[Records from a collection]

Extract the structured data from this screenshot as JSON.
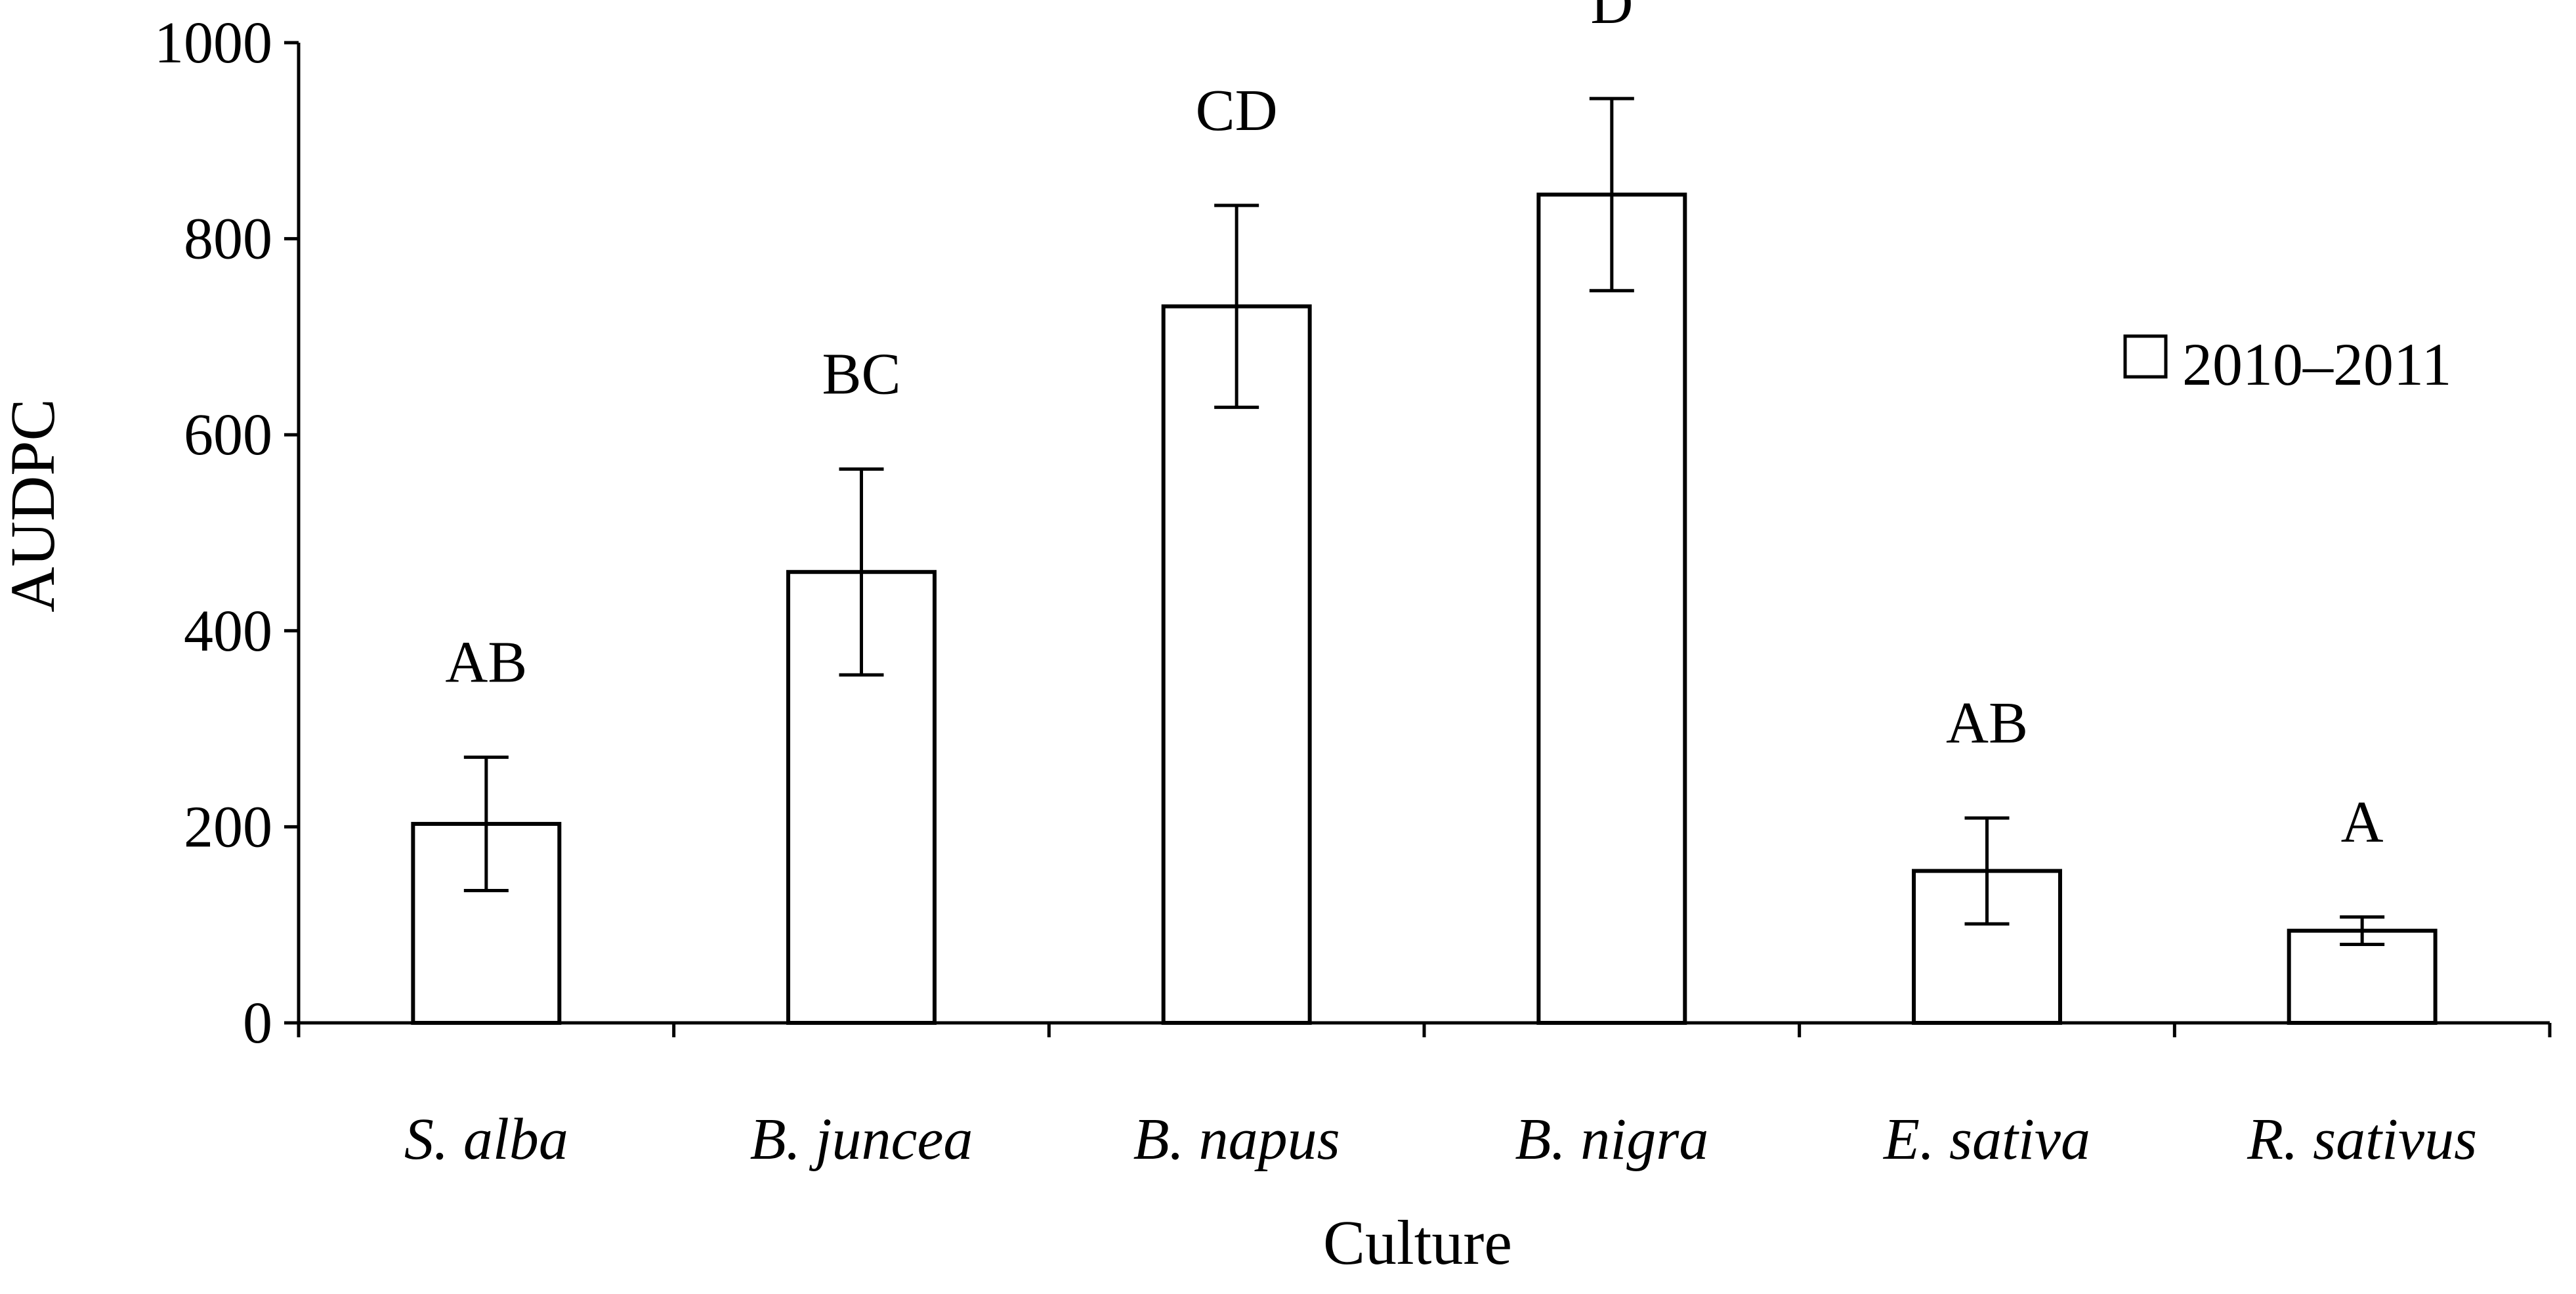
{
  "chart_data": {
    "type": "bar",
    "title": "",
    "xlabel": "Culture",
    "ylabel": "AUDPC",
    "ylim": [
      0,
      1000
    ],
    "yticks": [
      "0",
      "200",
      "400",
      "600",
      "800",
      "1000"
    ],
    "categories": [
      "S. alba",
      "B. juncea",
      "B. napus",
      "B. nigra",
      "E. sativa",
      "R. sativus"
    ],
    "series": [
      {
        "name": "2010–2011",
        "values": [
          203,
          460,
          731,
          845,
          155,
          94
        ],
        "errors": [
          68,
          105,
          103,
          98,
          54,
          14
        ],
        "significance": [
          "AB",
          "BC",
          "CD",
          "D",
          "AB",
          "A"
        ]
      }
    ],
    "legend": {
      "label": "2010–2011",
      "placement": "right"
    }
  }
}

GOAL → Write out every line above exactly as it is, leaving out the pictures.

COMPLETED TASK →
Extract the structured data from this screenshot as JSON.
{
  "chart_data": {
    "type": "bar",
    "title": "",
    "xlabel": "Culture",
    "ylabel": "AUDPC",
    "ylim": [
      0,
      1000
    ],
    "yticks": [
      "0",
      "200",
      "400",
      "600",
      "800",
      "1000"
    ],
    "categories": [
      "S. alba",
      "B. juncea",
      "B. napus",
      "B. nigra",
      "E. sativa",
      "R. sativus"
    ],
    "series": [
      {
        "name": "2010–2011",
        "values": [
          203,
          460,
          731,
          845,
          155,
          94
        ],
        "errors": [
          68,
          105,
          103,
          98,
          54,
          14
        ],
        "significance": [
          "AB",
          "BC",
          "CD",
          "D",
          "AB",
          "A"
        ]
      }
    ],
    "legend": {
      "label": "2010–2011",
      "placement": "right"
    }
  }
}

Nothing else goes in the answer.